## REQUIREMENT
Give only the number of lines below that contain the word "problem".

──────── ITEMS

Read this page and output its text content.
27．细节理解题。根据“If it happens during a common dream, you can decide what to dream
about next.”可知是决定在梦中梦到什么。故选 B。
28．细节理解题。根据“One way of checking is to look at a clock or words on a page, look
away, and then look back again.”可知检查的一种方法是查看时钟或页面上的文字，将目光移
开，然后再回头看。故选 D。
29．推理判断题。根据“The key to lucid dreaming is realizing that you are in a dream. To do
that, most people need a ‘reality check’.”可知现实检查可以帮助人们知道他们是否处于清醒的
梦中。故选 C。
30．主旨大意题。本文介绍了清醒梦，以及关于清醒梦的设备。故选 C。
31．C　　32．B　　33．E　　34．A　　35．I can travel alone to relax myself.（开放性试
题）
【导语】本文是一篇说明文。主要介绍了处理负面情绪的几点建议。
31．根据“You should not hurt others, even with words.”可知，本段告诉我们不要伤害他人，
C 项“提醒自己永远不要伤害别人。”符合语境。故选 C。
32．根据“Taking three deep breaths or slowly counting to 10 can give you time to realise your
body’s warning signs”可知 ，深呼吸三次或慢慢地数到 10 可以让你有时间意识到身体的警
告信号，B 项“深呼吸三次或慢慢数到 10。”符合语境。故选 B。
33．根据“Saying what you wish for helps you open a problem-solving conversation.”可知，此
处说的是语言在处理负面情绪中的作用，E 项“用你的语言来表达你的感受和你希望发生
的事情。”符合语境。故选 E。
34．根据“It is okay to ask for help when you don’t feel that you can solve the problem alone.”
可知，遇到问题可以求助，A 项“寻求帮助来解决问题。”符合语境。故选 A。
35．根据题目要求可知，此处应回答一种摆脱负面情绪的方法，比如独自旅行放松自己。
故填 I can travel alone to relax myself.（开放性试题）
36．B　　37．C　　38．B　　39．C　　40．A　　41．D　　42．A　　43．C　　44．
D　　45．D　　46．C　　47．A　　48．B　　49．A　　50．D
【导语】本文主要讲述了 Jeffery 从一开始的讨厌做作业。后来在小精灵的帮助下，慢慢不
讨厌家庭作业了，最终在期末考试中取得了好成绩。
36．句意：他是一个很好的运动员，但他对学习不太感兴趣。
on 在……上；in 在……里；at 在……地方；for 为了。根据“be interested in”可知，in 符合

────────────────

## ANSWER BELOW
2